··· LISTING

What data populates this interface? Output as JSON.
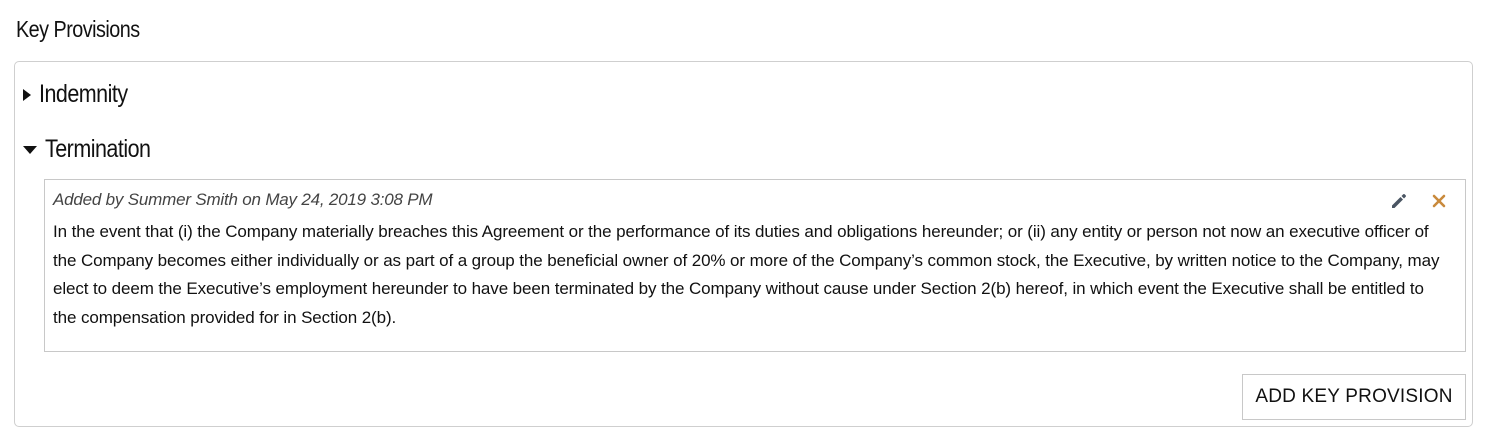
{
  "header": {
    "title": "Key Provisions"
  },
  "accordion": {
    "items": [
      {
        "label": "Indemnity",
        "expanded": false
      },
      {
        "label": "Termination",
        "expanded": true
      }
    ]
  },
  "termination_entry": {
    "meta": "Added by Summer Smith on May 24, 2019 3:08 PM",
    "text": "In the event that (i) the Company materially breaches this Agreement or the performance of its duties and obligations hereunder; or (ii) any entity or person not now an executive officer of the Company becomes either individually or as part of a group the beneficial owner of 20% or more of the Company’s common stock, the Executive, by written notice to the Company, may elect to deem the Executive’s employment hereunder to have been terminated by the Company without cause under Section 2(b) hereof, in which event the Executive shall be entitled to the compensation provided for in Section 2(b).",
    "icons": {
      "edit": "pencil-icon",
      "delete": "close-icon"
    }
  },
  "actions": {
    "add_label": "ADD KEY PROVISION"
  },
  "colors": {
    "edit_icon": "#4a5563",
    "delete_icon": "#c98a3c",
    "border": "#cfcfcf"
  }
}
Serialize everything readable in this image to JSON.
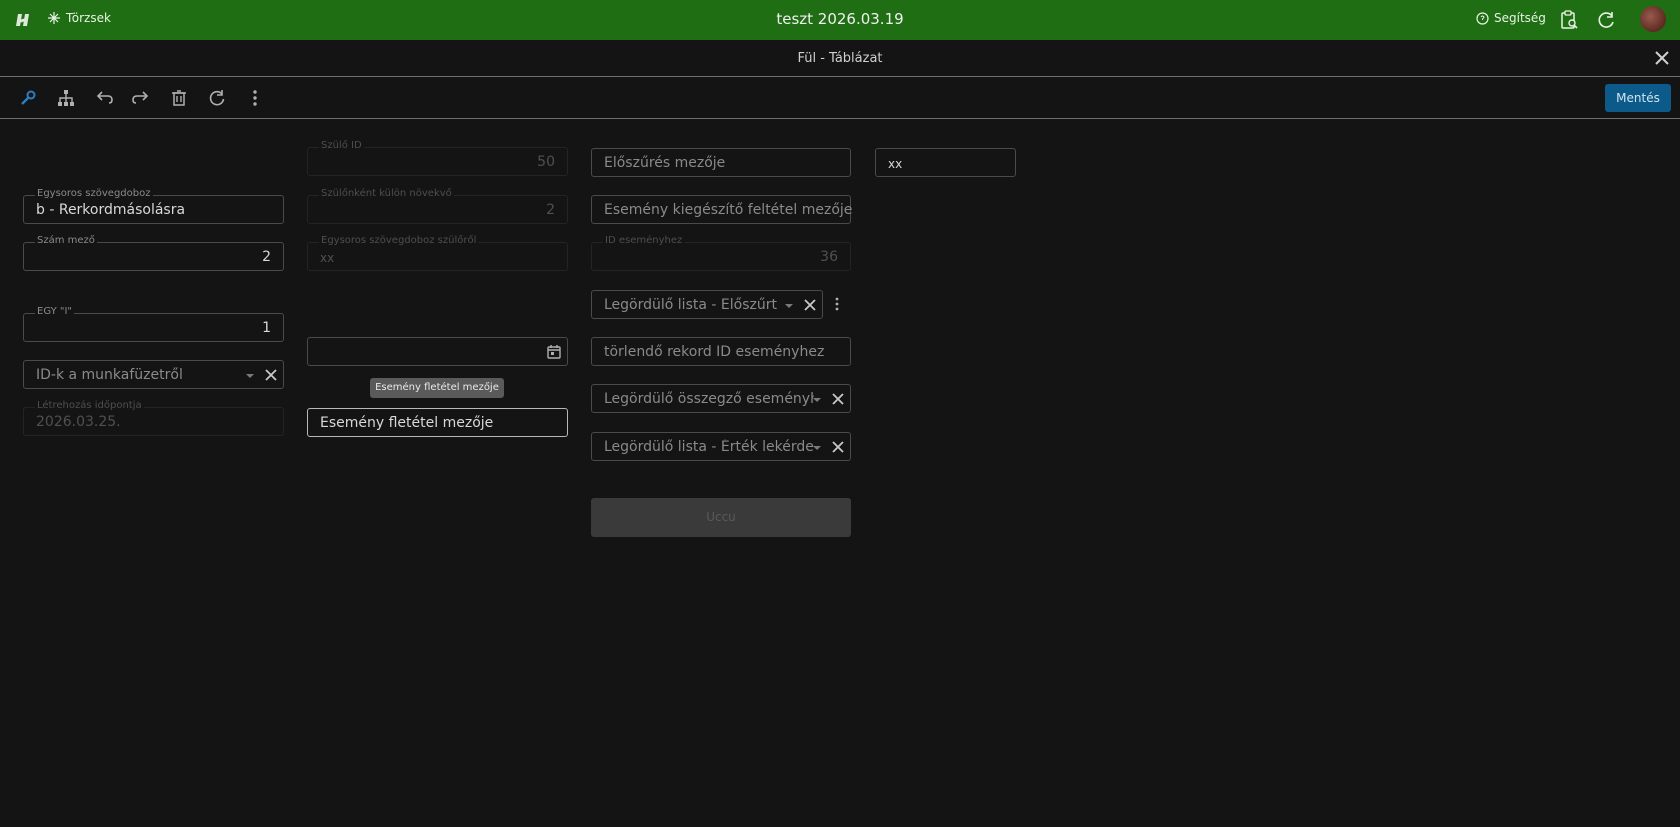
{
  "topbar": {
    "torzsek_label": "Törzsek",
    "title": "teszt 2026.03.19",
    "help_label": "Segítség",
    "bg_color": "#1f6e14"
  },
  "dialog": {
    "title": "Fül - Táblázat",
    "save_label": "Mentés",
    "save_color": "#0b5a8a"
  },
  "toolbar": {
    "icons": [
      "wrench-icon",
      "sitemap-icon",
      "undo-icon",
      "redo-icon",
      "trash-icon",
      "refresh-icon",
      "more-vertical-icon"
    ]
  },
  "col1": {
    "egysoros_label": "Egysoros szövegdoboz",
    "egysoros_value": "b - Rerkordmásolásra",
    "szam_label": "Szám mező",
    "szam_value": "2",
    "egy_label": "EGY \"I\"",
    "egy_value": "1",
    "idk_placeholder": "ID-k a munkafüzetről",
    "letrehozas_label": "Létrehozás időpontja",
    "letrehozas_value": "2026.03.25."
  },
  "col2": {
    "szulo_id_label": "Szülő ID",
    "szulo_id_value": "50",
    "szulonkent_label": "Szülőnként külön növekvő",
    "szulonkent_value": "2",
    "egysoros_szulo_label": "Egysoros szövegdoboz szülőről",
    "egysoros_szulo_value": "xx",
    "date_value": "",
    "tooltip": "Esemény fletétel mezője",
    "esemeny_placeholder": "Esemény fletétel mezője"
  },
  "col3": {
    "eloszures_placeholder": "Előszűrés mezője",
    "kiegeszito_placeholder": "Esemény kiegészítő feltétel mezője",
    "id_esemeny_label": "ID eseményhez",
    "id_esemeny_value": "36",
    "legordulo_eloszurt": "Legördülő lista - Előszűrt",
    "torlendo_placeholder": "törlendő rekord ID eseményhez",
    "legordulo_osszegzo": "Legördülő összegző eseményh...",
    "legordulo_ertek": "Legördülő lista - Érték lekérdez...",
    "uccu_label": "Uccu"
  },
  "col4": {
    "xx_value": "xx"
  }
}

······

WORK TO BE COMPLETED –
Using the records above, select and copy every line that has the word "fletétel".

TASK ANSWER –
    "tooltip": "Esemény fletétel mezője",
    "esemeny_placeholder": "Esemény fletétel mezője"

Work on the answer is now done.